| What is being asked |
Write out the material below again, unchanged.

== Listing

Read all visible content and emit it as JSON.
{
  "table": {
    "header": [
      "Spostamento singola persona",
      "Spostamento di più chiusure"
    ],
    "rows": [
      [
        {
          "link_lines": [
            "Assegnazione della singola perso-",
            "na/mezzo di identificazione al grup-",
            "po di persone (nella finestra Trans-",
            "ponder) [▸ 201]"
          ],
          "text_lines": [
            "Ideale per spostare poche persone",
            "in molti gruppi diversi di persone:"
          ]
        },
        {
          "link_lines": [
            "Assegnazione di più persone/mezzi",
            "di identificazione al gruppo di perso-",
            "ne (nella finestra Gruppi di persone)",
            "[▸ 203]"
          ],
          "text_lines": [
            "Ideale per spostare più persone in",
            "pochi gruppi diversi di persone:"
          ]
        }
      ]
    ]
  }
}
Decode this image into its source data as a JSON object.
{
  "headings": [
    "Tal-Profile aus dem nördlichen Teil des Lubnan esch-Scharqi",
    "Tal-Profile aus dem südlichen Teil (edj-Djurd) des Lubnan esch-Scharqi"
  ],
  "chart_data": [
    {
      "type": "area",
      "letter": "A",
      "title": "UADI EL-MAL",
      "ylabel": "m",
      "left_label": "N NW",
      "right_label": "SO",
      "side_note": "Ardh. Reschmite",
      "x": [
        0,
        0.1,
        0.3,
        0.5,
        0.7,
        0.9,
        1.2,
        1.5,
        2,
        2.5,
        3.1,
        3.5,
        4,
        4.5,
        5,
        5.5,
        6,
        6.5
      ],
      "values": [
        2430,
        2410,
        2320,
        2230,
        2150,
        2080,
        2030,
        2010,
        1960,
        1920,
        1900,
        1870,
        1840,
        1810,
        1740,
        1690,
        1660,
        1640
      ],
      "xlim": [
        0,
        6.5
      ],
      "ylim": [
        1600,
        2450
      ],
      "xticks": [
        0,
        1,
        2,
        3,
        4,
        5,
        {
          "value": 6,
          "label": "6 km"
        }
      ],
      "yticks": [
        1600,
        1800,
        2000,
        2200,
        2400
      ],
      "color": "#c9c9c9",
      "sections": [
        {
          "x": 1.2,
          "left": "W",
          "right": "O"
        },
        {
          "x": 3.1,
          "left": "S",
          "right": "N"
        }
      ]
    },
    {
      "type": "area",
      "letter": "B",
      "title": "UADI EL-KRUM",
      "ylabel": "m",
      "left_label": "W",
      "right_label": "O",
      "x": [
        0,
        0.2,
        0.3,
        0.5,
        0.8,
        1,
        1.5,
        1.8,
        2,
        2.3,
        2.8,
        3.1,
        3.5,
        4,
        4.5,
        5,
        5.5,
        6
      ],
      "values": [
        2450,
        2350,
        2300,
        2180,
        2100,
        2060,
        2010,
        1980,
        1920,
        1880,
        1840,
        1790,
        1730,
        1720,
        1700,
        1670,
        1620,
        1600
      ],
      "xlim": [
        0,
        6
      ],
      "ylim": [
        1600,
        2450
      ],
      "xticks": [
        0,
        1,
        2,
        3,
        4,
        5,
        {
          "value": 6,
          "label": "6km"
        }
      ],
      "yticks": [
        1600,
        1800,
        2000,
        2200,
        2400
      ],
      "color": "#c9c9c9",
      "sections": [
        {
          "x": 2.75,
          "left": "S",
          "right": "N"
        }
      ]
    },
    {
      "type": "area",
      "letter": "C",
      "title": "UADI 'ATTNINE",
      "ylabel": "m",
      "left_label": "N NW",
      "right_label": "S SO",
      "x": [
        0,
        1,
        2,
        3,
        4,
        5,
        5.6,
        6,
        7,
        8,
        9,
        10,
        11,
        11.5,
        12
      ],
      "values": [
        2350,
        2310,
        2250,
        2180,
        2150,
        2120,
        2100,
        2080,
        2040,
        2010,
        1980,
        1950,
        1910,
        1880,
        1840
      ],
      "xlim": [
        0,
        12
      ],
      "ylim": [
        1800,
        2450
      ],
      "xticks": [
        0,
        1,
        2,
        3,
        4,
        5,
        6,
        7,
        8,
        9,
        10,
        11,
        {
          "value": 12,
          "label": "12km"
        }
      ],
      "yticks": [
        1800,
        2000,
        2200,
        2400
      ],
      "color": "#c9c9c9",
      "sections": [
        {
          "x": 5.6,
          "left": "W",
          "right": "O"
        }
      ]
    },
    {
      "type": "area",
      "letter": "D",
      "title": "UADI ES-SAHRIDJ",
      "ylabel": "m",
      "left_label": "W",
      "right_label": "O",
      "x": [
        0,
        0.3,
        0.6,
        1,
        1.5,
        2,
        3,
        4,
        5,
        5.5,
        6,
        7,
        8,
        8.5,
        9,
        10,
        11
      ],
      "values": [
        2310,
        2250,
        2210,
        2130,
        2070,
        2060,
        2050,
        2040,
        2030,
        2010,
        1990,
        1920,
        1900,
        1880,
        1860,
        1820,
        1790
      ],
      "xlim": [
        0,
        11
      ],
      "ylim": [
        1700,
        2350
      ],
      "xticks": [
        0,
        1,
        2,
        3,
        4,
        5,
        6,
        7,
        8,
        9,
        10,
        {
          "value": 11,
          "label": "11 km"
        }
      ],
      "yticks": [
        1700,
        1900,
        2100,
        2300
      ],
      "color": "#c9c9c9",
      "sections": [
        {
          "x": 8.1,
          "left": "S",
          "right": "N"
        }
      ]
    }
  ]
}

====

| Reply |
Read all visible content and emit it as JSON.
{
  "table": {
    "header": [
      "Spostamento singola persona",
      "Spostamento di più chiusure"
    ],
    "rows": [
      [
        {
          "link_lines": [
            "Assegnazione della singola perso-",
            "na/mezzo di identificazione al grup-",
            "po di persone (nella finestra Trans-",
            "ponder) [▸ 201]"
          ],
          "text_lines": [
            "Ideale per spostare poche persone",
            "in molti gruppi diversi di persone:"
          ]
        },
        {
          "link_lines": [
            "Assegnazione di più persone/mezzi",
            "di identificazione al gruppo di perso-",
            "ne (nella finestra Gruppi di persone)",
            "[▸ 203]"
          ],
          "text_lines": [
            "Ideale per spostare più persone in",
            "pochi gruppi diversi di persone:"
          ]
        }
      ]
    ]
  }
}
Decode this image into its source data as a JSON object.
{
  "headings": [
    "Tal-Profile aus dem nördlichen Teil des Lubnan esch-Scharqi",
    "Tal-Profile aus dem südlichen Teil (edj-Djurd) des Lubnan esch-Scharqi"
  ],
  "chart_data": [
    {
      "type": "area",
      "letter": "A",
      "title": "UADI EL-MAL",
      "ylabel": "m",
      "left_label": "N NW",
      "right_label": "SO",
      "side_note": "Ardh. Reschmite",
      "x": [
        0,
        0.1,
        0.3,
        0.5,
        0.7,
        0.9,
        1.2,
        1.5,
        2,
        2.5,
        3.1,
        3.5,
        4,
        4.5,
        5,
        5.5,
        6,
        6.5
      ],
      "values": [
        2430,
        2410,
        2320,
        2230,
        2150,
        2080,
        2030,
        2010,
        1960,
        1920,
        1900,
        1870,
        1840,
        1810,
        1740,
        1690,
        1660,
        1640
      ],
      "xlim": [
        0,
        6.5
      ],
      "ylim": [
        1600,
        2450
      ],
      "xticks": [
        0,
        1,
        2,
        3,
        4,
        5,
        {
          "value": 6,
          "label": "6 km"
        }
      ],
      "yticks": [
        1600,
        1800,
        2000,
        2200,
        2400
      ],
      "color": "#c9c9c9",
      "sections": [
        {
          "x": 1.2,
          "left": "W",
          "right": "O"
        },
        {
          "x": 3.1,
          "left": "S",
          "right": "N"
        }
      ]
    },
    {
      "type": "area",
      "letter": "B",
      "title": "UADI EL-KRUM",
      "ylabel": "m",
      "left_label": "W",
      "right_label": "O",
      "x": [
        0,
        0.2,
        0.3,
        0.5,
        0.8,
        1,
        1.5,
        1.8,
        2,
        2.3,
        2.8,
        3.1,
        3.5,
        4,
        4.5,
        5,
        5.5,
        6
      ],
      "values": [
        2450,
        2350,
        2300,
        2180,
        2100,
        2060,
        2010,
        1980,
        1920,
        1880,
        1840,
        1790,
        1730,
        1720,
        1700,
        1670,
        1620,
        1600
      ],
      "xlim": [
        0,
        6
      ],
      "ylim": [
        1600,
        2450
      ],
      "xticks": [
        0,
        1,
        2,
        3,
        4,
        5,
        {
          "value": 6,
          "label": "6km"
        }
      ],
      "yticks": [
        1600,
        1800,
        2000,
        2200,
        2400
      ],
      "color": "#c9c9c9",
      "sections": [
        {
          "x": 2.75,
          "left": "S",
          "right": "N"
        }
      ]
    },
    {
      "type": "area",
      "letter": "C",
      "title": "UADI 'ATTNINE",
      "ylabel": "m",
      "left_label": "N NW",
      "right_label": "S SO",
      "x": [
        0,
        1,
        2,
        3,
        4,
        5,
        5.6,
        6,
        7,
        8,
        9,
        10,
        11,
        11.5,
        12
      ],
      "values": [
        2350,
        2310,
        2250,
        2180,
        2150,
        2120,
        2100,
        2080,
        2040,
        2010,
        1980,
        1950,
        1910,
        1880,
        1840
      ],
      "xlim": [
        0,
        12
      ],
      "ylim": [
        1800,
        2450
      ],
      "xticks": [
        0,
        1,
        2,
        3,
        4,
        5,
        6,
        7,
        8,
        9,
        10,
        11,
        {
          "value": 12,
          "label": "12km"
        }
      ],
      "yticks": [
        1800,
        2000,
        2200,
        2400
      ],
      "color": "#c9c9c9",
      "sections": [
        {
          "x": 5.6,
          "left": "W",
          "right": "O"
        }
      ]
    },
    {
      "type": "area",
      "letter": "D",
      "title": "UADI ES-SAHRIDJ",
      "ylabel": "m",
      "left_label": "W",
      "right_label": "O",
      "x": [
        0,
        0.3,
        0.6,
        1,
        1.5,
        2,
        3,
        4,
        5,
        5.5,
        6,
        7,
        8,
        8.5,
        9,
        10,
        11
      ],
      "values": [
        2310,
        2250,
        2210,
        2130,
        2070,
        2060,
        2050,
        2040,
        2030,
        2010,
        1990,
        1920,
        1900,
        1880,
        1860,
        1820,
        1790
      ],
      "xlim": [
        0,
        11
      ],
      "ylim": [
        1700,
        2350
      ],
      "xticks": [
        0,
        1,
        2,
        3,
        4,
        5,
        6,
        7,
        8,
        9,
        10,
        {
          "value": 11,
          "label": "11 km"
        }
      ],
      "yticks": [
        1700,
        1900,
        2100,
        2300
      ],
      "color": "#c9c9c9",
      "sections": [
        {
          "x": 8.1,
          "left": "S",
          "right": "N"
        }
      ]
    }
  ]
}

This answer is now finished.